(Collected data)
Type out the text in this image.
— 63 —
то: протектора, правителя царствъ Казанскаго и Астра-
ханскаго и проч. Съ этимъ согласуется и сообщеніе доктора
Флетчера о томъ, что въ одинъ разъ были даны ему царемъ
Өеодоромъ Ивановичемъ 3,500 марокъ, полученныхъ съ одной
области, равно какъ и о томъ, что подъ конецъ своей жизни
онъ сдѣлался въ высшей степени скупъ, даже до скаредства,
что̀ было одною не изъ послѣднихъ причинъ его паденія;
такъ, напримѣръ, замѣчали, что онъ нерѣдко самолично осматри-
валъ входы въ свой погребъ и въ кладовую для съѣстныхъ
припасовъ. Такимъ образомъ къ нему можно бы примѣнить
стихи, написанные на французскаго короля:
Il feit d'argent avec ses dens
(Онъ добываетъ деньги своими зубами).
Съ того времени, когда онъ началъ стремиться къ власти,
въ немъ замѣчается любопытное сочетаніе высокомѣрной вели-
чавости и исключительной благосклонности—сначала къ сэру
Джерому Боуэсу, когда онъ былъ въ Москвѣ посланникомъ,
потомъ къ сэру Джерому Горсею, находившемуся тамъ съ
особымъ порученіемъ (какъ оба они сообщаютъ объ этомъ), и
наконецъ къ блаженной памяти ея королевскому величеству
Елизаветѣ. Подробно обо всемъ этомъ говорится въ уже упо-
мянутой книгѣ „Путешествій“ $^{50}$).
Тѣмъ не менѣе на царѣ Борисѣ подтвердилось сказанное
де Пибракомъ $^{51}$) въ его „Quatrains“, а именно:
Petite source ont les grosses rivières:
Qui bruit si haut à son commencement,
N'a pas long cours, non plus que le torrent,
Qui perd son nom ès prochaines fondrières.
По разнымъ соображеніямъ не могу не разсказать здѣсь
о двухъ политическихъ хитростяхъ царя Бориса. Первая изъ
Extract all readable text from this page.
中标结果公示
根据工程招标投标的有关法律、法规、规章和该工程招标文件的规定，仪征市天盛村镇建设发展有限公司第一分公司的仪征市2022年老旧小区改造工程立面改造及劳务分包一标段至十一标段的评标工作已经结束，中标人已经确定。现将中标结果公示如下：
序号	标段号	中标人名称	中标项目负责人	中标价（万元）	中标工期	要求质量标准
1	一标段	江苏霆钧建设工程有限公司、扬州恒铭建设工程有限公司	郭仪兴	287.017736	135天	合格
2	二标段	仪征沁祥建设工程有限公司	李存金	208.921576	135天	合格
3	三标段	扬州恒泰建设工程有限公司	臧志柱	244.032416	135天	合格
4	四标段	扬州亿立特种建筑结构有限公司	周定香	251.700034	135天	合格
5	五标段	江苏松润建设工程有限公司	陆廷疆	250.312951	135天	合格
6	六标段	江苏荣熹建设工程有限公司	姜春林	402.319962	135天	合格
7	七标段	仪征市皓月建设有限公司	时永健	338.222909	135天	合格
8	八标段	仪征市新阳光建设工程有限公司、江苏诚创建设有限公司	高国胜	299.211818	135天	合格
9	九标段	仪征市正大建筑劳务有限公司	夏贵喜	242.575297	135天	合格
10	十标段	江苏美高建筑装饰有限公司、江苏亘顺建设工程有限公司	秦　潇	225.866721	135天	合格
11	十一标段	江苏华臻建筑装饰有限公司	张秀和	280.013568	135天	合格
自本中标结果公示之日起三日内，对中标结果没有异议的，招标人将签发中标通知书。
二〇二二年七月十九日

= AIM =
Exactly reproduce the material above.

= RIGHT ANSWER =
Type out the text in this image.
— 63 —
то: протектора, правителя царствъ Казанскаго и Астра-
ханскаго и проч. Съ этимъ согласуется и сообщеніе доктора
Флетчера о томъ, что въ одинъ разъ были даны ему царемъ
Өеодоромъ Ивановичемъ 3,500 марокъ, полученныхъ съ одной
области, равно какъ и о томъ, что подъ конецъ своей жизни
онъ сдѣлался въ высшей степени скупъ, даже до скаредства,
что̀ было одною не изъ послѣднихъ причинъ его паденія;
такъ, напримѣръ, замѣчали, что онъ нерѣдко самолично осматри-
валъ входы въ свой погребъ и въ кладовую для съѣстныхъ
припасовъ. Такимъ образомъ къ нему можно бы примѣнить
стихи, написанные на французскаго короля:
Il feit d'argent avec ses dens
(Онъ добываетъ деньги своими зубами).
Съ того времени, когда онъ началъ стремиться къ власти,
въ немъ замѣчается любопытное сочетаніе высокомѣрной вели-
чавости и исключительной благосклонности—сначала къ сэру
Джерому Боуэсу, когда онъ былъ въ Москвѣ посланникомъ,
потомъ къ сэру Джерому Горсею, находившемуся тамъ съ
особымъ порученіемъ (какъ оба они сообщаютъ объ этомъ), и
наконецъ къ блаженной памяти ея королевскому величеству
Елизаветѣ. Подробно обо всемъ этомъ говорится въ уже упо-
мянутой книгѣ „Путешествій“ $^{50}$).
Тѣмъ не менѣе на царѣ Борисѣ подтвердилось сказанное
де Пибракомъ $^{51}$) въ его „Quatrains“, а именно:
Petite source ont les grosses rivières:
Qui bruit si haut à son commencement,
N'a pas long cours, non plus que le torrent,
Qui perd son nom ès prochaines fondrières.
По разнымъ соображеніямъ не могу не разсказать здѣсь
о двухъ политическихъ хитростяхъ царя Бориса. Первая изъ
Extract all readable text from this page.
中标结果公示
根据工程招标投标的有关法律、法规、规章和该工程招标文件的规定，仪征市天盛村镇建设发展有限公司第一分公司的仪征市2022年老旧小区改造工程立面改造及劳务分包一标段至十一标段的评标工作已经结束，中标人已经确定。现将中标结果公示如下：
序号	标段号	中标人名称	中标项目负责人	中标价（万元）	中标工期	要求质量标准
1	一标段	江苏霆钧建设工程有限公司、扬州恒铭建设工程有限公司	郭仪兴	287.017736	135天	合格
2	二标段	仪征沁祥建设工程有限公司	李存金	208.921576	135天	合格
3	三标段	扬州恒泰建设工程有限公司	臧志柱	244.032416	135天	合格
4	四标段	扬州亿立特种建筑结构有限公司	周定香	251.700034	135天	合格
5	五标段	江苏松润建设工程有限公司	陆廷疆	250.312951	135天	合格
6	六标段	江苏荣熹建设工程有限公司	姜春林	402.319962	135天	合格
7	七标段	仪征市皓月建设有限公司	时永健	338.222909	135天	合格
8	八标段	仪征市新阳光建设工程有限公司、江苏诚创建设有限公司	高国胜	299.211818	135天	合格
9	九标段	仪征市正大建筑劳务有限公司	夏贵喜	242.575297	135天	合格
10	十标段	江苏美高建筑装饰有限公司、江苏亘顺建设工程有限公司	秦　潇	225.866721	135天	合格
11	十一标段	江苏华臻建筑装饰有限公司	张秀和	280.013568	135天	合格
自本中标结果公示之日起三日内，对中标结果没有异议的，招标人将签发中标通知书。
二〇二二年七月十九日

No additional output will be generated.